# [Problem details]
Extract every line from the records below that contains the word "više".

# [Extracted records]
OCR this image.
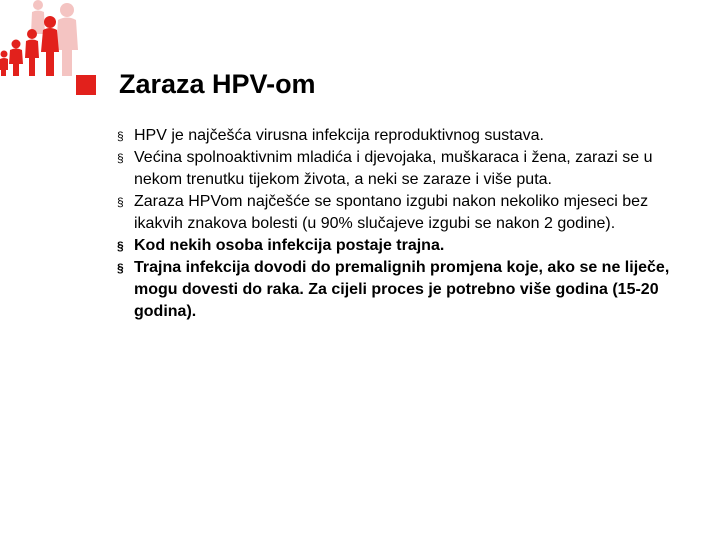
Zaraza HPV-om
§ HPV je najčešća virusna infekcija reproduktivnog sustava.
§ Većina spolnoaktivnim mladića i djevojaka, muškaraca i žena, zarazi se u nekom trenutku tijekom života, a neki se zaraze i više puta.
§ Zaraza HPVom najčešće se spontano izgubi nakon nekoliko mjeseci bez ikakvih znakova bolesti (u 90% slučajeve izgubi se nakon 2 godine).
§ Kod nekih osoba infekcija postaje trajna.
§ Trajna infekcija dovodi do premalignih promjena koje, ako se ne liječe, mogu dovesti do raka. Za cijeli proces je potrebno više godina (15-20 godina).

# [Result of the task]
§ Većina spolnoaktivnim mladića i djevojaka, muškaraca i žena, zarazi se u nekom trenutku tijekom života, a neki se zaraze i više puta.
§ Trajna infekcija dovodi do premalignih promjena koje, ako se ne liječe, mogu dovesti do raka. Za cijeli proces je potrebno više godina (15-20 godina).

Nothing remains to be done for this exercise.